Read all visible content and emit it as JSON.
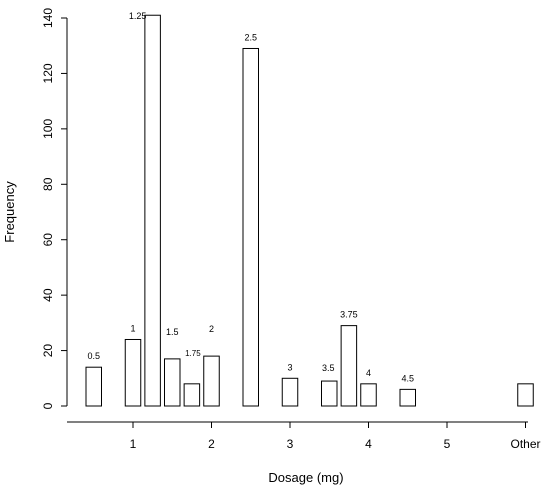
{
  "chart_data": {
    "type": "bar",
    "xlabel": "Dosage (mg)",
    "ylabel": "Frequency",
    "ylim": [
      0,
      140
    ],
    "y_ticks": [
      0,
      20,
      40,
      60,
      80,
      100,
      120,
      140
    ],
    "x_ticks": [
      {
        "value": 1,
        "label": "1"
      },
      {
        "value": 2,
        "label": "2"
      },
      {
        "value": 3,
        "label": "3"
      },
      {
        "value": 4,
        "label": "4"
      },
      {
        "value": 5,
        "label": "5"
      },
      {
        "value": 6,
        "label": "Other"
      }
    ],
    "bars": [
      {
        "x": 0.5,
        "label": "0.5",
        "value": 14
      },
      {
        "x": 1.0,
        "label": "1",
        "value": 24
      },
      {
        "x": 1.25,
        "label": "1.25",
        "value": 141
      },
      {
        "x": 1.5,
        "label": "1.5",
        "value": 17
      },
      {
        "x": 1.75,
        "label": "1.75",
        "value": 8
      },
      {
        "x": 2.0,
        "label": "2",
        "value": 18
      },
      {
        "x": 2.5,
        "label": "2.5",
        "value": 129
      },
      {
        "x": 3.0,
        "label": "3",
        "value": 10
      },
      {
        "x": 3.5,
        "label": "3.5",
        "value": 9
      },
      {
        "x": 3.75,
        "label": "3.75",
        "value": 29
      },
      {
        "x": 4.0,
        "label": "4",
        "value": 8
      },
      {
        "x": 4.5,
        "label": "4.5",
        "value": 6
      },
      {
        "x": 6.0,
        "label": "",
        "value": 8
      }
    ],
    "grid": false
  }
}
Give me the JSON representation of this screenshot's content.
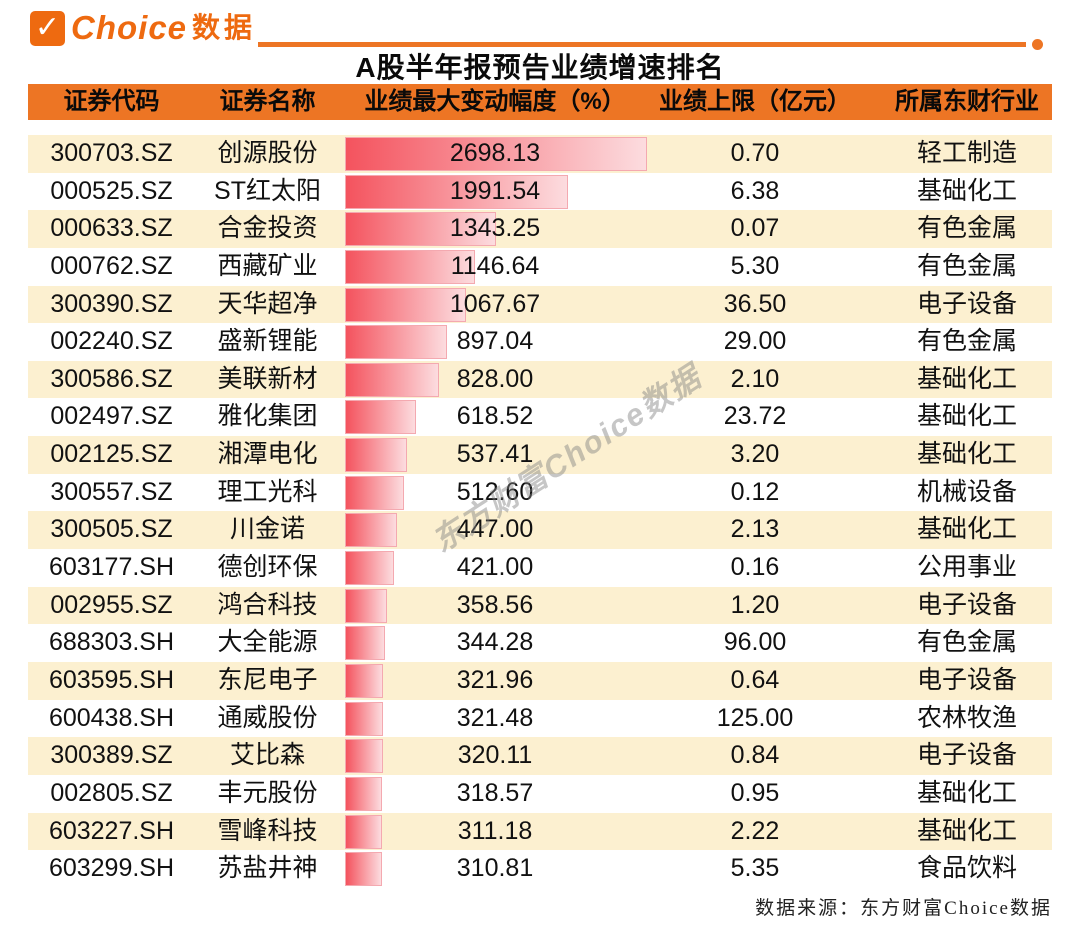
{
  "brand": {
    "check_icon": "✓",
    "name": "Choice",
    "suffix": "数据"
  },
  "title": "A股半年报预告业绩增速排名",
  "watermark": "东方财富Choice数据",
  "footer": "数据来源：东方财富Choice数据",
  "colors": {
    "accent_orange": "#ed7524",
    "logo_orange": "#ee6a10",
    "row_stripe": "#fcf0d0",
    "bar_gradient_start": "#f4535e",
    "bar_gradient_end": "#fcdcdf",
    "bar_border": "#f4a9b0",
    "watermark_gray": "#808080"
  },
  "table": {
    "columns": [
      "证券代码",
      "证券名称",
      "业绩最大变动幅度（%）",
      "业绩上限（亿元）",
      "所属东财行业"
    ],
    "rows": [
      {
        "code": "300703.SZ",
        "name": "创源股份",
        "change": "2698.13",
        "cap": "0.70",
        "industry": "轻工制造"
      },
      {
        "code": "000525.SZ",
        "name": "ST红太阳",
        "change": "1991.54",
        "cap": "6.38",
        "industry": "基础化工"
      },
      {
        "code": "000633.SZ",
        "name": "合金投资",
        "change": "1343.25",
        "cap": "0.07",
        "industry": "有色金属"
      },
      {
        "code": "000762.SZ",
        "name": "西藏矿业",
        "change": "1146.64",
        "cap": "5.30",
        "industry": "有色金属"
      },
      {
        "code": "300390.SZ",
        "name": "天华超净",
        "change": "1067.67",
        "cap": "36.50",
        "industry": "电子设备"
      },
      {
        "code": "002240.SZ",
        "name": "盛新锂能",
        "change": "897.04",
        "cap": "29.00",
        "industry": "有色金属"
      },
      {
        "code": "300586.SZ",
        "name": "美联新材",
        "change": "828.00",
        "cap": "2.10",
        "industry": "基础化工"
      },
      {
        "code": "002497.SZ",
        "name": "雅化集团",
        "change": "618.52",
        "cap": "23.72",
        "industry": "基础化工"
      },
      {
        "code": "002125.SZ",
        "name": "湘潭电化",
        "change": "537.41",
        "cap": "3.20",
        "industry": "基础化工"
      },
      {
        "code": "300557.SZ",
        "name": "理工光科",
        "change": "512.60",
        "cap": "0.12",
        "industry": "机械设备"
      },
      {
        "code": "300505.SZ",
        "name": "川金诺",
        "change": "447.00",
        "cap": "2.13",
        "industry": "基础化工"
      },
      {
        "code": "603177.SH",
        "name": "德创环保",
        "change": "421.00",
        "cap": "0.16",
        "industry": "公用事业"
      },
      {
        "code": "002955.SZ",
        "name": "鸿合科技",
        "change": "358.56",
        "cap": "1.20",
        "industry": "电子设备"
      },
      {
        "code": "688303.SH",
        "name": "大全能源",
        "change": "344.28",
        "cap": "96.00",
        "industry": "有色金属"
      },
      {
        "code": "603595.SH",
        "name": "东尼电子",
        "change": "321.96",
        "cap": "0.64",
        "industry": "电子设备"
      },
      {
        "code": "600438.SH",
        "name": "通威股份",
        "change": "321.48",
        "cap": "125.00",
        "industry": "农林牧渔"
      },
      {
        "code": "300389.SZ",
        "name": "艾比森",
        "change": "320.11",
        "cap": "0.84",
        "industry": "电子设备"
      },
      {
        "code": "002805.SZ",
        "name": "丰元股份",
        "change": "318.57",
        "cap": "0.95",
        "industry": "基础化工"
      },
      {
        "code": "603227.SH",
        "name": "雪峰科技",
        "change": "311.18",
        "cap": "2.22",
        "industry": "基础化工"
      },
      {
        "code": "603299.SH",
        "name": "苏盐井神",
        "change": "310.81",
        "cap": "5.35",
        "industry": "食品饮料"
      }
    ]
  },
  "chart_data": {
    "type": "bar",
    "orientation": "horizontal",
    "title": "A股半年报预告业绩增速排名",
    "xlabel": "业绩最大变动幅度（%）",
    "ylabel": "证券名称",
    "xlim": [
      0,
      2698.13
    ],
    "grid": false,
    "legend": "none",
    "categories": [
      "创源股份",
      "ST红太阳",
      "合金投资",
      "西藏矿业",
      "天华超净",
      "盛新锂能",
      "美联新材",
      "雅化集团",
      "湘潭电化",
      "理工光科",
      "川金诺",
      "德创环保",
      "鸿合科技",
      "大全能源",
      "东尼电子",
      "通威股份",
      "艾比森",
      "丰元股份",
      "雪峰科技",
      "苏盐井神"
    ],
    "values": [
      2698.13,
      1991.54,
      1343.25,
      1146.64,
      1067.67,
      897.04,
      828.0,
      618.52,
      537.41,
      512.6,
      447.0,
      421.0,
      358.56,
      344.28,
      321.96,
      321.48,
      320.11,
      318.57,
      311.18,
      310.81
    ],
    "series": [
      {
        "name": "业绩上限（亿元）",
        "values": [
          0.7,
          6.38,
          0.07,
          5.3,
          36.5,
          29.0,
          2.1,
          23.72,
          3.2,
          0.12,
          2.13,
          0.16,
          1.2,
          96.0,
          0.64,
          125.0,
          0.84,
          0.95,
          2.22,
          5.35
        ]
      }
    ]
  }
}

* [The request]: Keep the pictures out of the copy and write out the data exactly as it stands.

* [Correct answer]:
Read all visible content and emit it as JSON.
{
  "chart_data": {
    "type": "bar",
    "xlabel": "Dosage (mg)",
    "ylabel": "Frequency",
    "ylim": [
      0,
      140
    ],
    "y_ticks": [
      0,
      20,
      40,
      60,
      80,
      100,
      120,
      140
    ],
    "x_ticks": [
      {
        "value": 1,
        "label": "1"
      },
      {
        "value": 2,
        "label": "2"
      },
      {
        "value": 3,
        "label": "3"
      },
      {
        "value": 4,
        "label": "4"
      },
      {
        "value": 5,
        "label": "5"
      },
      {
        "value": 6,
        "label": "Other"
      }
    ],
    "bars": [
      {
        "x": 0.5,
        "label": "0.5",
        "value": 14
      },
      {
        "x": 1.0,
        "label": "1",
        "value": 24
      },
      {
        "x": 1.25,
        "label": "1.25",
        "value": 141
      },
      {
        "x": 1.5,
        "label": "1.5",
        "value": 17
      },
      {
        "x": 1.75,
        "label": "1.75",
        "value": 8
      },
      {
        "x": 2.0,
        "label": "2",
        "value": 18
      },
      {
        "x": 2.5,
        "label": "2.5",
        "value": 129
      },
      {
        "x": 3.0,
        "label": "3",
        "value": 10
      },
      {
        "x": 3.5,
        "label": "3.5",
        "value": 9
      },
      {
        "x": 3.75,
        "label": "3.75",
        "value": 29
      },
      {
        "x": 4.0,
        "label": "4",
        "value": 8
      },
      {
        "x": 4.5,
        "label": "4.5",
        "value": 6
      },
      {
        "x": 6.0,
        "label": "",
        "value": 8
      }
    ],
    "grid": false
  }
}
Give me the JSON representation of this screenshot's content.
{
  "brand": {
    "check_icon": "✓",
    "name": "Choice",
    "suffix": "数据"
  },
  "title": "A股半年报预告业绩增速排名",
  "watermark": "东方财富Choice数据",
  "footer": "数据来源：东方财富Choice数据",
  "colors": {
    "accent_orange": "#ed7524",
    "logo_orange": "#ee6a10",
    "row_stripe": "#fcf0d0",
    "bar_gradient_start": "#f4535e",
    "bar_gradient_end": "#fcdcdf",
    "bar_border": "#f4a9b0",
    "watermark_gray": "#808080"
  },
  "table": {
    "columns": [
      "证券代码",
      "证券名称",
      "业绩最大变动幅度（%）",
      "业绩上限（亿元）",
      "所属东财行业"
    ],
    "rows": [
      {
        "code": "300703.SZ",
        "name": "创源股份",
        "change": "2698.13",
        "cap": "0.70",
        "industry": "轻工制造"
      },
      {
        "code": "000525.SZ",
        "name": "ST红太阳",
        "change": "1991.54",
        "cap": "6.38",
        "industry": "基础化工"
      },
      {
        "code": "000633.SZ",
        "name": "合金投资",
        "change": "1343.25",
        "cap": "0.07",
        "industry": "有色金属"
      },
      {
        "code": "000762.SZ",
        "name": "西藏矿业",
        "change": "1146.64",
        "cap": "5.30",
        "industry": "有色金属"
      },
      {
        "code": "300390.SZ",
        "name": "天华超净",
        "change": "1067.67",
        "cap": "36.50",
        "industry": "电子设备"
      },
      {
        "code": "002240.SZ",
        "name": "盛新锂能",
        "change": "897.04",
        "cap": "29.00",
        "industry": "有色金属"
      },
      {
        "code": "300586.SZ",
        "name": "美联新材",
        "change": "828.00",
        "cap": "2.10",
        "industry": "基础化工"
      },
      {
        "code": "002497.SZ",
        "name": "雅化集团",
        "change": "618.52",
        "cap": "23.72",
        "industry": "基础化工"
      },
      {
        "code": "002125.SZ",
        "name": "湘潭电化",
        "change": "537.41",
        "cap": "3.20",
        "industry": "基础化工"
      },
      {
        "code": "300557.SZ",
        "name": "理工光科",
        "change": "512.60",
        "cap": "0.12",
        "industry": "机械设备"
      },
      {
        "code": "300505.SZ",
        "name": "川金诺",
        "change": "447.00",
        "cap": "2.13",
        "industry": "基础化工"
      },
      {
        "code": "603177.SH",
        "name": "德创环保",
        "change": "421.00",
        "cap": "0.16",
        "industry": "公用事业"
      },
      {
        "code": "002955.SZ",
        "name": "鸿合科技",
        "change": "358.56",
        "cap": "1.20",
        "industry": "电子设备"
      },
      {
        "code": "688303.SH",
        "name": "大全能源",
        "change": "344.28",
        "cap": "96.00",
        "industry": "有色金属"
      },
      {
        "code": "603595.SH",
        "name": "东尼电子",
        "change": "321.96",
        "cap": "0.64",
        "industry": "电子设备"
      },
      {
        "code": "600438.SH",
        "name": "通威股份",
        "change": "321.48",
        "cap": "125.00",
        "industry": "农林牧渔"
      },
      {
        "code": "300389.SZ",
        "name": "艾比森",
        "change": "320.11",
        "cap": "0.84",
        "industry": "电子设备"
      },
      {
        "code": "002805.SZ",
        "name": "丰元股份",
        "change": "318.57",
        "cap": "0.95",
        "industry": "基础化工"
      },
      {
        "code": "603227.SH",
        "name": "雪峰科技",
        "change": "311.18",
        "cap": "2.22",
        "industry": "基础化工"
      },
      {
        "code": "603299.SH",
        "name": "苏盐井神",
        "change": "310.81",
        "cap": "5.35",
        "industry": "食品饮料"
      }
    ]
  },
  "chart_data": {
    "type": "bar",
    "orientation": "horizontal",
    "title": "A股半年报预告业绩增速排名",
    "xlabel": "业绩最大变动幅度（%）",
    "ylabel": "证券名称",
    "xlim": [
      0,
      2698.13
    ],
    "grid": false,
    "legend": "none",
    "categories": [
      "创源股份",
      "ST红太阳",
      "合金投资",
      "西藏矿业",
      "天华超净",
      "盛新锂能",
      "美联新材",
      "雅化集团",
      "湘潭电化",
      "理工光科",
      "川金诺",
      "德创环保",
      "鸿合科技",
      "大全能源",
      "东尼电子",
      "通威股份",
      "艾比森",
      "丰元股份",
      "雪峰科技",
      "苏盐井神"
    ],
    "values": [
      2698.13,
      1991.54,
      1343.25,
      1146.64,
      1067.67,
      897.04,
      828.0,
      618.52,
      537.41,
      512.6,
      447.0,
      421.0,
      358.56,
      344.28,
      321.96,
      321.48,
      320.11,
      318.57,
      311.18,
      310.81
    ],
    "series": [
      {
        "name": "业绩上限（亿元）",
        "values": [
          0.7,
          6.38,
          0.07,
          5.3,
          36.5,
          29.0,
          2.1,
          23.72,
          3.2,
          0.12,
          2.13,
          0.16,
          1.2,
          96.0,
          0.64,
          125.0,
          0.84,
          0.95,
          2.22,
          5.35
        ]
      }
    ]
  }
}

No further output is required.